Given request
Each line of the listing must be transcribed exactly, except for the images, which should be excluded.

* * * * *

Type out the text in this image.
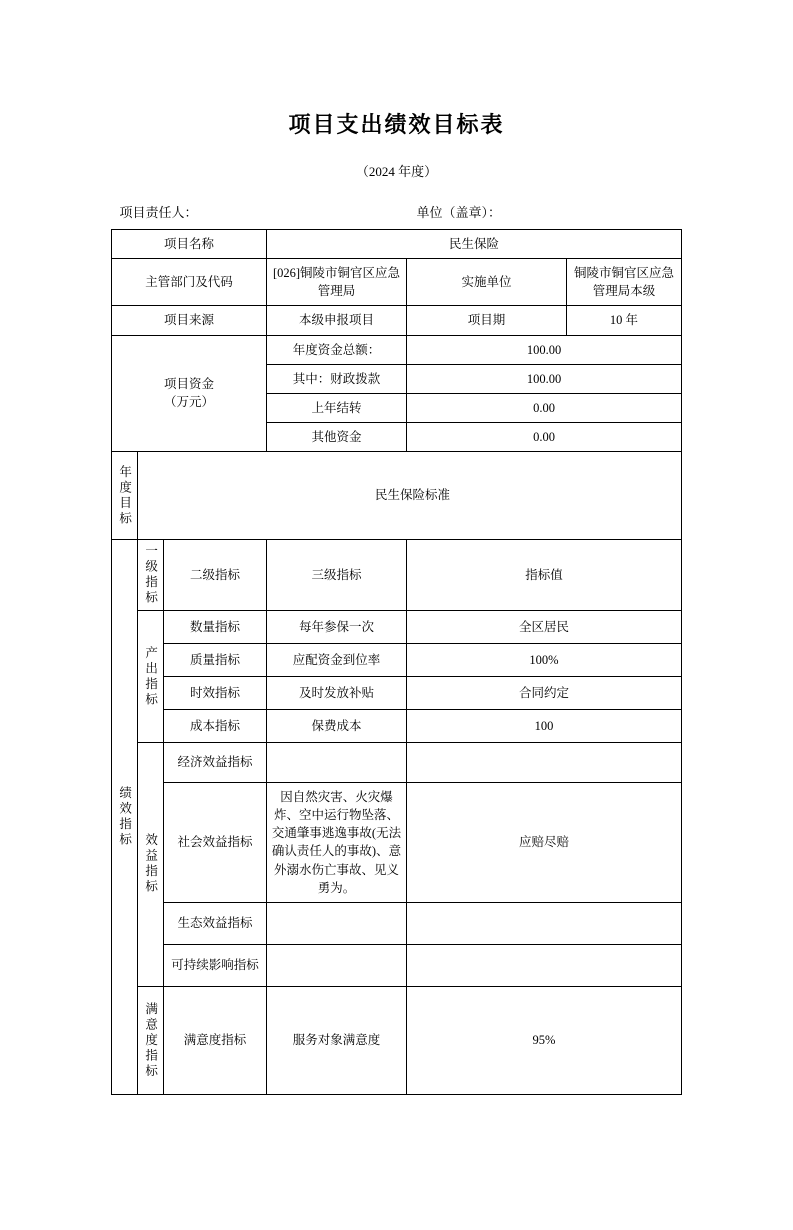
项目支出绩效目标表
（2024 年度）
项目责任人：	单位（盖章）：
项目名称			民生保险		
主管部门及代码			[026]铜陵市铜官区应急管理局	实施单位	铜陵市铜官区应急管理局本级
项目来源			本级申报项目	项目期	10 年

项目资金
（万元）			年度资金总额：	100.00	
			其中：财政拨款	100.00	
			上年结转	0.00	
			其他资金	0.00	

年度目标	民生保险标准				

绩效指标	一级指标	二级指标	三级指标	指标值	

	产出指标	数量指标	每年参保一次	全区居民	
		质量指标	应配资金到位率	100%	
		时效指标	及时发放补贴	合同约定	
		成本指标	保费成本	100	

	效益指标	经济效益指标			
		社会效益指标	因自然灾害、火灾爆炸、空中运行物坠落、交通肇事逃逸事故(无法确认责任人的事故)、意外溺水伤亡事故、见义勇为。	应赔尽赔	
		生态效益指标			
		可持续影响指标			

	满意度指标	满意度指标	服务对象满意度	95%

* * * * *

Task output
Type out the text in this image.
项目支出绩效目标表
（2024 年度）
项目责任人：	单位（盖章）：
项目名称			民生保险		
主管部门及代码			[026]铜陵市铜官区应急管理局	实施单位	铜陵市铜官区应急管理局本级
项目来源			本级申报项目	项目期	10 年

项目资金
（万元）			年度资金总额：	100.00	
			其中：财政拨款	100.00	
			上年结转	0.00	
			其他资金	0.00	

年度目标	民生保险标准				

绩效指标	一级指标	二级指标	三级指标	指标值	

	产出指标	数量指标	每年参保一次	全区居民	
		质量指标	应配资金到位率	100%	
		时效指标	及时发放补贴	合同约定	
		成本指标	保费成本	100	

	效益指标	经济效益指标			
		社会效益指标	因自然灾害、火灾爆炸、空中运行物坠落、交通肇事逃逸事故(无法确认责任人的事故)、意外溺水伤亡事故、见义勇为。	应赔尽赔	
		生态效益指标			
		可持续影响指标			

	满意度指标	满意度指标	服务对象满意度	95%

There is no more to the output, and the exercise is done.